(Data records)

== == ==

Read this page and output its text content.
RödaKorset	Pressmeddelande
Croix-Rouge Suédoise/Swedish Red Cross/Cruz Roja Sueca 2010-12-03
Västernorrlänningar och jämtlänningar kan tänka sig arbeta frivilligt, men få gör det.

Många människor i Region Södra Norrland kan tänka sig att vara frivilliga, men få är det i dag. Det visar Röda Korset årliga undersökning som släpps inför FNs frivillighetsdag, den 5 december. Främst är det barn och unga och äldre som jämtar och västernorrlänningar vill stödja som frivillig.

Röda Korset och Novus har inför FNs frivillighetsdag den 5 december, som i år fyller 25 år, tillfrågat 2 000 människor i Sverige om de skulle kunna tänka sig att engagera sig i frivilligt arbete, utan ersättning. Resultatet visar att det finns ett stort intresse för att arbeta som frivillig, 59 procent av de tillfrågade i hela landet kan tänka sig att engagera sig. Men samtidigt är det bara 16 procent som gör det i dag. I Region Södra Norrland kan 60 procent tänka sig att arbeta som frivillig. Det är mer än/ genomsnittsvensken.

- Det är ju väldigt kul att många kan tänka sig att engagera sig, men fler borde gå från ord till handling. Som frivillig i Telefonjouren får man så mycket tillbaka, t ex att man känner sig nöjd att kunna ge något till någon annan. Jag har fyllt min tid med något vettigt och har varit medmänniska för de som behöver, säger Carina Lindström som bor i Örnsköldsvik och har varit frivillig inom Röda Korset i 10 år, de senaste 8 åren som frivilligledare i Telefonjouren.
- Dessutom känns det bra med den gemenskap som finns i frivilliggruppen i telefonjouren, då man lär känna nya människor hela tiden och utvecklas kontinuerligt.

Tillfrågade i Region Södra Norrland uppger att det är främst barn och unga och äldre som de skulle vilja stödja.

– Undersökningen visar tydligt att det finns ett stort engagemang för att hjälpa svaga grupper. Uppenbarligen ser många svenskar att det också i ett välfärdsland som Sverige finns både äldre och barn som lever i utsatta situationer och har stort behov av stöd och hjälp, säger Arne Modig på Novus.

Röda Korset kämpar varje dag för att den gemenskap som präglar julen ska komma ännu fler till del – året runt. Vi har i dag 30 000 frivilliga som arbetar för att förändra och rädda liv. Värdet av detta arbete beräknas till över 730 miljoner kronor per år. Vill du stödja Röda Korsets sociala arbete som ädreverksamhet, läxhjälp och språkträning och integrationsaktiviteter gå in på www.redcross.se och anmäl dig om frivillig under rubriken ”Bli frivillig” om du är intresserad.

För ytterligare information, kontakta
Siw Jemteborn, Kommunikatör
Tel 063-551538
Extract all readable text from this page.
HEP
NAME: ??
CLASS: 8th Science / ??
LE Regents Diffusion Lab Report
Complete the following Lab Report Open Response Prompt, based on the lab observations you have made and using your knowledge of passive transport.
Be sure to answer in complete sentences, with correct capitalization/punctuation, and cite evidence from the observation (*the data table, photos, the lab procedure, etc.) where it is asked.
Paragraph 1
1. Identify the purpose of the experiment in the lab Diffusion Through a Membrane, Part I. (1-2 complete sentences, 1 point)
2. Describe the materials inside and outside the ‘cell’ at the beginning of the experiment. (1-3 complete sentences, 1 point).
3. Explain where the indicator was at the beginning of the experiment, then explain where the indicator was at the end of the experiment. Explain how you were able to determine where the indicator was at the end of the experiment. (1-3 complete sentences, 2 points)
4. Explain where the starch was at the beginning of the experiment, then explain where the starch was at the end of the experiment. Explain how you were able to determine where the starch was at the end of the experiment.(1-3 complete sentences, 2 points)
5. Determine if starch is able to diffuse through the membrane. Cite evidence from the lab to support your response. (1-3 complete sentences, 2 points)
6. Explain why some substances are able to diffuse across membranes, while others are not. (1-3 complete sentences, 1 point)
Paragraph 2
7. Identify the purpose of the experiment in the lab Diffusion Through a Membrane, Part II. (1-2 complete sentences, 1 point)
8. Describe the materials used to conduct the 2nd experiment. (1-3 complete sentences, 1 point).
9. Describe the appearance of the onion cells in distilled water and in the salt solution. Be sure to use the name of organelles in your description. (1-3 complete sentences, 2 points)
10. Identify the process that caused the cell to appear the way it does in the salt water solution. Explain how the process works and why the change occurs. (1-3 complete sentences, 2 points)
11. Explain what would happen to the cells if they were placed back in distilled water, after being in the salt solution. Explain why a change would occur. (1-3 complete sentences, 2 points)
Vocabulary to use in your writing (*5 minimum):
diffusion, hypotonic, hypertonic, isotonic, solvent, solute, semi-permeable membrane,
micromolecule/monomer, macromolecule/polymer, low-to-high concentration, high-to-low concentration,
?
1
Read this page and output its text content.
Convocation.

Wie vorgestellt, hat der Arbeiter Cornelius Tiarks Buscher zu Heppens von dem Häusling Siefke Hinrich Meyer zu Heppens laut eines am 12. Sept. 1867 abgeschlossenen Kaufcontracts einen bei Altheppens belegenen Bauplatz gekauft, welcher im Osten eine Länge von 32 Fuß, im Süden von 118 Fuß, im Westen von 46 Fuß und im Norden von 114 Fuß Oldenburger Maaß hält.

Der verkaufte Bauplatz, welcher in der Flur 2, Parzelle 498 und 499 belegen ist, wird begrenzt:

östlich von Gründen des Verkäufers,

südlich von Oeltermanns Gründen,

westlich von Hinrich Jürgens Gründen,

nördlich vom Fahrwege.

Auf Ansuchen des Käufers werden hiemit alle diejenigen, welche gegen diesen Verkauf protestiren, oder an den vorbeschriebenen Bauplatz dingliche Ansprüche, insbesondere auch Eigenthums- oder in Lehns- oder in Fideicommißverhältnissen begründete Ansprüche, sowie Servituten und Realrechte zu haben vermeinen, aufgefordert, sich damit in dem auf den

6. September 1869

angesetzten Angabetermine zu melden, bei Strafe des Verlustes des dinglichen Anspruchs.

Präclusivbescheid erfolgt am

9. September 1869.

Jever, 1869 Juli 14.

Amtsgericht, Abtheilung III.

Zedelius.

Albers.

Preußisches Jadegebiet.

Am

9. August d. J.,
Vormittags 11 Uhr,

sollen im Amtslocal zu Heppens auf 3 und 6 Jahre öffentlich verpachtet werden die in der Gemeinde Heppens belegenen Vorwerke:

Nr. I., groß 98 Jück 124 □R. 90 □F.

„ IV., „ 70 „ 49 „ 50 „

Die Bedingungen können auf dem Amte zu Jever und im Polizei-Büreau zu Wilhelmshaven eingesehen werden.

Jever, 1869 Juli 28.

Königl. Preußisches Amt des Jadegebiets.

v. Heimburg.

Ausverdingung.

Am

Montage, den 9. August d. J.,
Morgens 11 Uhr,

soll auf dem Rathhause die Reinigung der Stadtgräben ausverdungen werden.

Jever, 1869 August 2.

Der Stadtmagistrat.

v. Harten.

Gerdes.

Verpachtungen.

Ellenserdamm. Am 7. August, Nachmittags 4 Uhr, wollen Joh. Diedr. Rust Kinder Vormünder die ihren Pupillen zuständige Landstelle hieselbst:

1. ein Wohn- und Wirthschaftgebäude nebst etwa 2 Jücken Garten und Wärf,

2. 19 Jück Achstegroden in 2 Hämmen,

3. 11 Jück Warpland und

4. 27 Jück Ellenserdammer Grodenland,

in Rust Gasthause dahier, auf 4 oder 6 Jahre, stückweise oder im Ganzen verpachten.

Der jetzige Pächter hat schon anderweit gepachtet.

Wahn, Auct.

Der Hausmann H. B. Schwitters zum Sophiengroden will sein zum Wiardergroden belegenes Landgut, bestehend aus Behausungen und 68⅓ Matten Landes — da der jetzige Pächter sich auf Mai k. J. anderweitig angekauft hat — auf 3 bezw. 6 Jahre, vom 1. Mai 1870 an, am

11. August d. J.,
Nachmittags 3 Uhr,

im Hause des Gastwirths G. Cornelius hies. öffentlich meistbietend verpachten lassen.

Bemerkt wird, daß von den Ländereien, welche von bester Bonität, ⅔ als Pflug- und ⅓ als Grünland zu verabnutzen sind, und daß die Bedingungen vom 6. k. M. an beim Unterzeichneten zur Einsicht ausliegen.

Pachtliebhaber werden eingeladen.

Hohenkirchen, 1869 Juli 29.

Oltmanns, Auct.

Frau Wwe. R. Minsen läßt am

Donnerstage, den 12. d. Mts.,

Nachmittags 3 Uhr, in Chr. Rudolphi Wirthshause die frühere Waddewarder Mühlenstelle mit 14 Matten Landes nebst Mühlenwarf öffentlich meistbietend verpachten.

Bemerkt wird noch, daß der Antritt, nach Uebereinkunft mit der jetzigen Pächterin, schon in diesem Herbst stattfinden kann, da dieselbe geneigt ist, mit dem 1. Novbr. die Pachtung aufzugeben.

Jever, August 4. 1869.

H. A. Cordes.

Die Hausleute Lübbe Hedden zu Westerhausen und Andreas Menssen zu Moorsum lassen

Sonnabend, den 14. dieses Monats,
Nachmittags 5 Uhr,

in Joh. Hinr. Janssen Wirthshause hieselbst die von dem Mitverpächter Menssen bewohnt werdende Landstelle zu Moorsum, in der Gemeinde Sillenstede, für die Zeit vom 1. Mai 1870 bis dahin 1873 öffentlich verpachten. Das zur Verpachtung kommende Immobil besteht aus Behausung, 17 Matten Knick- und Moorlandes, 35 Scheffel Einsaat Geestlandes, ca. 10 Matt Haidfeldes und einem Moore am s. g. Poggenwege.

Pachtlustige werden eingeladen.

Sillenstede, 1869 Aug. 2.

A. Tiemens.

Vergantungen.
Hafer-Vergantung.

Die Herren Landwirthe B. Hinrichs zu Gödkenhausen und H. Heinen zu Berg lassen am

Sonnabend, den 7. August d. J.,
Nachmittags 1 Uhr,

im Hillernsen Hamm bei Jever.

== == ==

| Aim of the task |
Which of the lines above mention the word "were"? Pull those lines out.

| Task result |
3. Explain where the indicator was at the beginning of the experiment, then explain where the indicator was at the end of the experiment. Explain how you were able to determine where the indicator was at the end of the experiment. (1-3 complete sentences, 2 points)
4. Explain where the starch was at the beginning of the experiment, then explain where the starch was at the end of the experiment. Explain how you were able to determine where the starch was at the end of the experiment.(1-3 complete sentences, 2 points)
11. Explain what would happen to the cells if they were placed back in distilled water, after being in the salt solution. Explain why a change would occur. (1-3 complete sentences, 2 points)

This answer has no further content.